**Problem to solve**
Everything in the data should be repeated exactly, save for the images.

[Saved entries]
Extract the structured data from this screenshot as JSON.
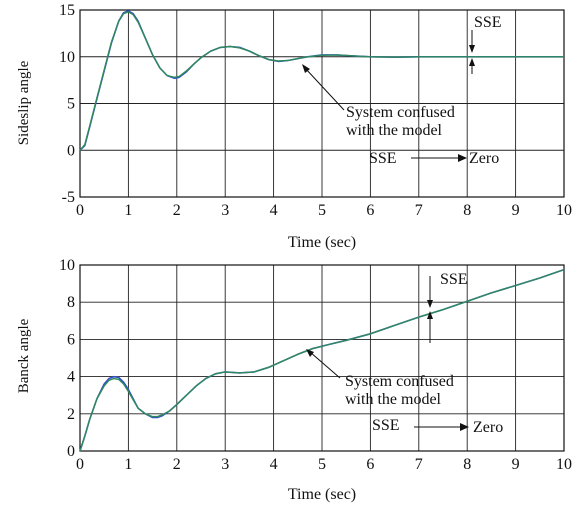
{
  "chart_data": [
    {
      "type": "line",
      "title": "",
      "xlabel": "Time (sec)",
      "ylabel": "Sideslip angle",
      "xlim": [
        0,
        10
      ],
      "ylim": [
        -5,
        15
      ],
      "xticks": [
        "0",
        "1",
        "2",
        "3",
        "4",
        "5",
        "6",
        "7",
        "8",
        "9",
        "10"
      ],
      "yticks": [
        "-5",
        "0",
        "5",
        "10",
        "15"
      ],
      "grid": true,
      "series": [
        {
          "color": "#3050c8",
          "x": [
            0,
            0.1,
            0.2,
            0.35,
            0.5,
            0.65,
            0.8,
            0.9,
            1.0,
            1.1,
            1.2,
            1.35,
            1.5,
            1.65,
            1.8,
            1.95,
            2.05,
            2.2,
            2.35,
            2.5,
            2.7,
            2.9,
            3.1,
            3.3,
            3.5,
            3.7,
            3.9,
            4.1,
            4.3,
            4.5,
            4.7,
            5.0,
            5.3,
            5.6,
            6.0,
            6.5,
            7.0,
            7.5,
            8.0,
            8.5,
            9.0,
            9.5,
            10.0
          ],
          "y": [
            0,
            0.5,
            2.5,
            5.5,
            8.5,
            11.5,
            13.8,
            14.7,
            14.9,
            14.6,
            13.8,
            12.0,
            10.2,
            8.8,
            8.0,
            7.7,
            7.8,
            8.4,
            9.2,
            9.9,
            10.6,
            11.0,
            11.1,
            11.0,
            10.6,
            10.1,
            9.7,
            9.5,
            9.6,
            9.8,
            10.0,
            10.2,
            10.2,
            10.1,
            10.0,
            9.95,
            10.0,
            10.0,
            10.0,
            10.0,
            10.0,
            10.0,
            10.0
          ]
        },
        {
          "color": "#2f8a5a",
          "x": [
            0,
            0.1,
            0.2,
            0.35,
            0.5,
            0.65,
            0.8,
            0.9,
            1.0,
            1.1,
            1.2,
            1.35,
            1.5,
            1.65,
            1.8,
            1.95,
            2.05,
            2.2,
            2.35,
            2.5,
            2.7,
            2.9,
            3.1,
            3.3,
            3.5,
            3.7,
            3.9,
            4.1,
            4.3,
            4.5,
            4.7,
            5.0,
            5.3,
            5.6,
            6.0,
            6.5,
            7.0,
            7.5,
            8.0,
            8.5,
            9.0,
            9.5,
            10.0
          ],
          "y": [
            0,
            0.6,
            2.6,
            5.6,
            8.6,
            11.6,
            13.8,
            14.6,
            14.8,
            14.5,
            13.7,
            12.0,
            10.2,
            8.8,
            8.0,
            7.8,
            7.9,
            8.5,
            9.2,
            9.9,
            10.6,
            11.0,
            11.1,
            10.95,
            10.6,
            10.1,
            9.7,
            9.55,
            9.6,
            9.8,
            10.0,
            10.15,
            10.2,
            10.1,
            10.0,
            9.95,
            10.0,
            10.0,
            10.0,
            10.0,
            10.0,
            10.0,
            10.0
          ]
        }
      ],
      "annotations": [
        "SSE",
        "System confused",
        "with the model",
        "SSE",
        "Zero"
      ]
    },
    {
      "type": "line",
      "title": "",
      "xlabel": "Time (sec)",
      "ylabel": "Banck angle",
      "xlim": [
        0,
        10
      ],
      "ylim": [
        0,
        10
      ],
      "xticks": [
        "0",
        "1",
        "2",
        "3",
        "4",
        "5",
        "6",
        "7",
        "8",
        "9",
        "10"
      ],
      "yticks": [
        "0",
        "2",
        "4",
        "6",
        "8",
        "10"
      ],
      "grid": true,
      "series": [
        {
          "color": "#3050c8",
          "x": [
            0,
            0.1,
            0.2,
            0.35,
            0.5,
            0.6,
            0.7,
            0.8,
            0.9,
            1.0,
            1.1,
            1.2,
            1.35,
            1.5,
            1.6,
            1.7,
            1.85,
            2.0,
            2.2,
            2.4,
            2.6,
            2.8,
            3.0,
            3.3,
            3.6,
            3.9,
            4.2,
            4.5,
            4.8,
            5.1,
            5.5,
            6.0,
            6.5,
            7.0,
            7.5,
            8.0,
            8.5,
            9.0,
            9.5,
            10.0
          ],
          "y": [
            0,
            0.8,
            1.7,
            2.8,
            3.6,
            3.9,
            4.0,
            3.95,
            3.7,
            3.3,
            2.8,
            2.3,
            2.0,
            1.8,
            1.8,
            1.9,
            2.15,
            2.5,
            3.0,
            3.5,
            3.9,
            4.15,
            4.25,
            4.2,
            4.25,
            4.5,
            4.85,
            5.2,
            5.5,
            5.7,
            5.95,
            6.3,
            6.75,
            7.2,
            7.6,
            8.05,
            8.5,
            8.9,
            9.3,
            9.75
          ]
        },
        {
          "color": "#2f8a5a",
          "x": [
            0,
            0.1,
            0.2,
            0.35,
            0.5,
            0.6,
            0.7,
            0.8,
            0.9,
            1.0,
            1.1,
            1.2,
            1.35,
            1.5,
            1.6,
            1.7,
            1.85,
            2.0,
            2.2,
            2.4,
            2.6,
            2.8,
            3.0,
            3.3,
            3.6,
            3.9,
            4.2,
            4.5,
            4.8,
            5.1,
            5.5,
            6.0,
            6.5,
            7.0,
            7.5,
            8.0,
            8.5,
            9.0,
            9.5,
            10.0
          ],
          "y": [
            0,
            0.8,
            1.7,
            2.8,
            3.5,
            3.8,
            3.9,
            3.85,
            3.6,
            3.2,
            2.75,
            2.3,
            2.0,
            1.85,
            1.85,
            1.95,
            2.15,
            2.5,
            3.0,
            3.5,
            3.9,
            4.15,
            4.25,
            4.2,
            4.25,
            4.5,
            4.85,
            5.2,
            5.5,
            5.7,
            5.95,
            6.3,
            6.75,
            7.2,
            7.6,
            8.05,
            8.5,
            8.9,
            9.3,
            9.75
          ]
        }
      ],
      "annotations": [
        "SSE",
        "System confused",
        "with the model",
        "SSE",
        "Zero"
      ]
    }
  ]
}
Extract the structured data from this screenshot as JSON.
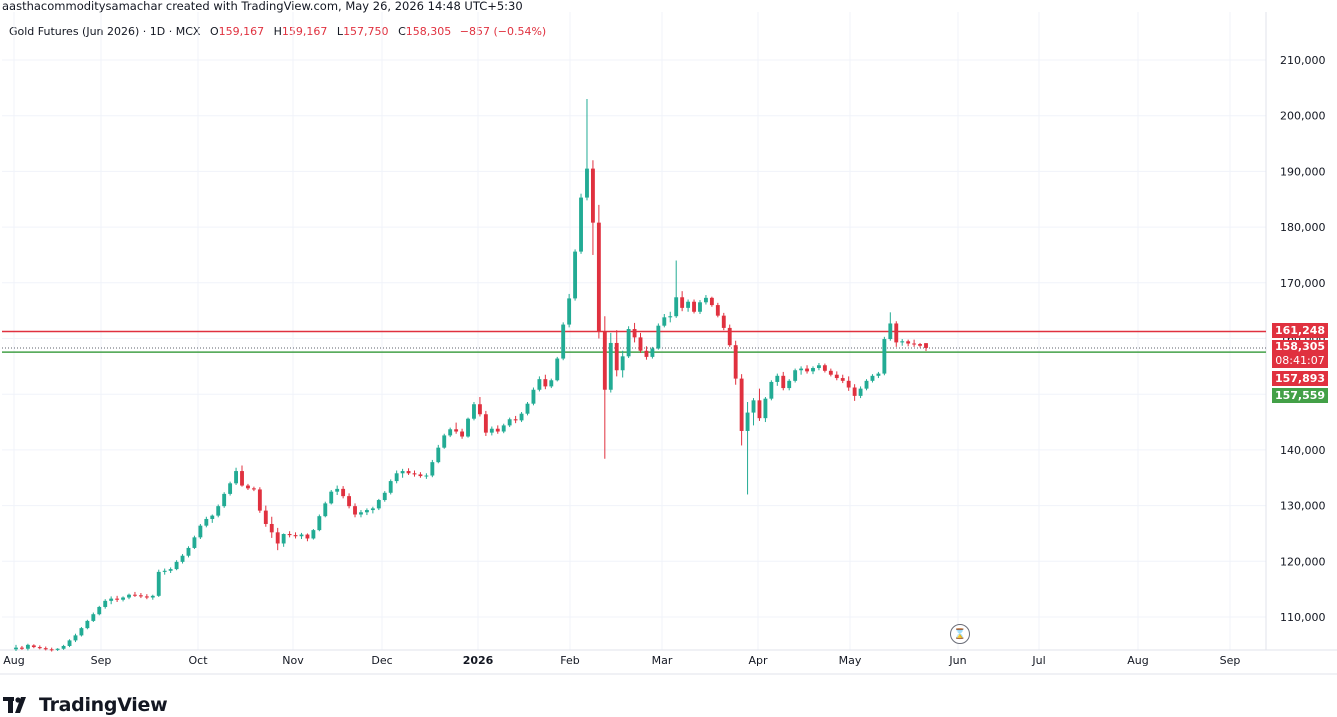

**Result of the task**
Extract the structured data from this screenshot as JSON.
{
  "chart_data": [
    {
      "type": "line",
      "title": "",
      "xlabel": "Time (sec)",
      "ylabel": "Sideslip angle",
      "xlim": [
        0,
        10
      ],
      "ylim": [
        -5,
        15
      ],
      "xticks": [
        "0",
        "1",
        "2",
        "3",
        "4",
        "5",
        "6",
        "7",
        "8",
        "9",
        "10"
      ],
      "yticks": [
        "-5",
        "0",
        "5",
        "10",
        "15"
      ],
      "grid": true,
      "series": [
        {
          "color": "#3050c8",
          "x": [
            0,
            0.1,
            0.2,
            0.35,
            0.5,
            0.65,
            0.8,
            0.9,
            1.0,
            1.1,
            1.2,
            1.35,
            1.5,
            1.65,
            1.8,
            1.95,
            2.05,
            2.2,
            2.35,
            2.5,
            2.7,
            2.9,
            3.1,
            3.3,
            3.5,
            3.7,
            3.9,
            4.1,
            4.3,
            4.5,
            4.7,
            5.0,
            5.3,
            5.6,
            6.0,
            6.5,
            7.0,
            7.5,
            8.0,
            8.5,
            9.0,
            9.5,
            10.0
          ],
          "y": [
            0,
            0.5,
            2.5,
            5.5,
            8.5,
            11.5,
            13.8,
            14.7,
            14.9,
            14.6,
            13.8,
            12.0,
            10.2,
            8.8,
            8.0,
            7.7,
            7.8,
            8.4,
            9.2,
            9.9,
            10.6,
            11.0,
            11.1,
            11.0,
            10.6,
            10.1,
            9.7,
            9.5,
            9.6,
            9.8,
            10.0,
            10.2,
            10.2,
            10.1,
            10.0,
            9.95,
            10.0,
            10.0,
            10.0,
            10.0,
            10.0,
            10.0,
            10.0
          ]
        },
        {
          "color": "#2f8a5a",
          "x": [
            0,
            0.1,
            0.2,
            0.35,
            0.5,
            0.65,
            0.8,
            0.9,
            1.0,
            1.1,
            1.2,
            1.35,
            1.5,
            1.65,
            1.8,
            1.95,
            2.05,
            2.2,
            2.35,
            2.5,
            2.7,
            2.9,
            3.1,
            3.3,
            3.5,
            3.7,
            3.9,
            4.1,
            4.3,
            4.5,
            4.7,
            5.0,
            5.3,
            5.6,
            6.0,
            6.5,
            7.0,
            7.5,
            8.0,
            8.5,
            9.0,
            9.5,
            10.0
          ],
          "y": [
            0,
            0.6,
            2.6,
            5.6,
            8.6,
            11.6,
            13.8,
            14.6,
            14.8,
            14.5,
            13.7,
            12.0,
            10.2,
            8.8,
            8.0,
            7.8,
            7.9,
            8.5,
            9.2,
            9.9,
            10.6,
            11.0,
            11.1,
            10.95,
            10.6,
            10.1,
            9.7,
            9.55,
            9.6,
            9.8,
            10.0,
            10.15,
            10.2,
            10.1,
            10.0,
            9.95,
            10.0,
            10.0,
            10.0,
            10.0,
            10.0,
            10.0,
            10.0
          ]
        }
      ],
      "annotations": [
        "SSE",
        "System confused",
        "with the model",
        "SSE",
        "Zero"
      ]
    },
    {
      "type": "line",
      "title": "",
      "xlabel": "Time (sec)",
      "ylabel": "Banck angle",
      "xlim": [
        0,
        10
      ],
      "ylim": [
        0,
        10
      ],
      "xticks": [
        "0",
        "1",
        "2",
        "3",
        "4",
        "5",
        "6",
        "7",
        "8",
        "9",
        "10"
      ],
      "yticks": [
        "0",
        "2",
        "4",
        "6",
        "8",
        "10"
      ],
      "grid": true,
      "series": [
        {
          "color": "#3050c8",
          "x": [
            0,
            0.1,
            0.2,
            0.35,
            0.5,
            0.6,
            0.7,
            0.8,
            0.9,
            1.0,
            1.1,
            1.2,
            1.35,
            1.5,
            1.6,
            1.7,
            1.85,
            2.0,
            2.2,
            2.4,
            2.6,
            2.8,
            3.0,
            3.3,
            3.6,
            3.9,
            4.2,
            4.5,
            4.8,
            5.1,
            5.5,
            6.0,
            6.5,
            7.0,
            7.5,
            8.0,
            8.5,
            9.0,
            9.5,
            10.0
          ],
          "y": [
            0,
            0.8,
            1.7,
            2.8,
            3.6,
            3.9,
            4.0,
            3.95,
            3.7,
            3.3,
            2.8,
            2.3,
            2.0,
            1.8,
            1.8,
            1.9,
            2.15,
            2.5,
            3.0,
            3.5,
            3.9,
            4.15,
            4.25,
            4.2,
            4.25,
            4.5,
            4.85,
            5.2,
            5.5,
            5.7,
            5.95,
            6.3,
            6.75,
            7.2,
            7.6,
            8.05,
            8.5,
            8.9,
            9.3,
            9.75
          ]
        },
        {
          "color": "#2f8a5a",
          "x": [
            0,
            0.1,
            0.2,
            0.35,
            0.5,
            0.6,
            0.7,
            0.8,
            0.9,
            1.0,
            1.1,
            1.2,
            1.35,
            1.5,
            1.6,
            1.7,
            1.85,
            2.0,
            2.2,
            2.4,
            2.6,
            2.8,
            3.0,
            3.3,
            3.6,
            3.9,
            4.2,
            4.5,
            4.8,
            5.1,
            5.5,
            6.0,
            6.5,
            7.0,
            7.5,
            8.0,
            8.5,
            9.0,
            9.5,
            10.0
          ],
          "y": [
            0,
            0.8,
            1.7,
            2.8,
            3.5,
            3.8,
            3.9,
            3.85,
            3.6,
            3.2,
            2.75,
            2.3,
            2.0,
            1.85,
            1.85,
            1.95,
            2.15,
            2.5,
            3.0,
            3.5,
            3.9,
            4.15,
            4.25,
            4.2,
            4.25,
            4.5,
            4.85,
            5.2,
            5.5,
            5.7,
            5.95,
            6.3,
            6.75,
            7.2,
            7.6,
            8.05,
            8.5,
            8.9,
            9.3,
            9.75
          ]
        }
      ],
      "annotations": [
        "SSE",
        "System confused",
        "with the model",
        "SSE",
        "Zero"
      ]
    }
  ]
}
Extract the structured data from this screenshot as JSON.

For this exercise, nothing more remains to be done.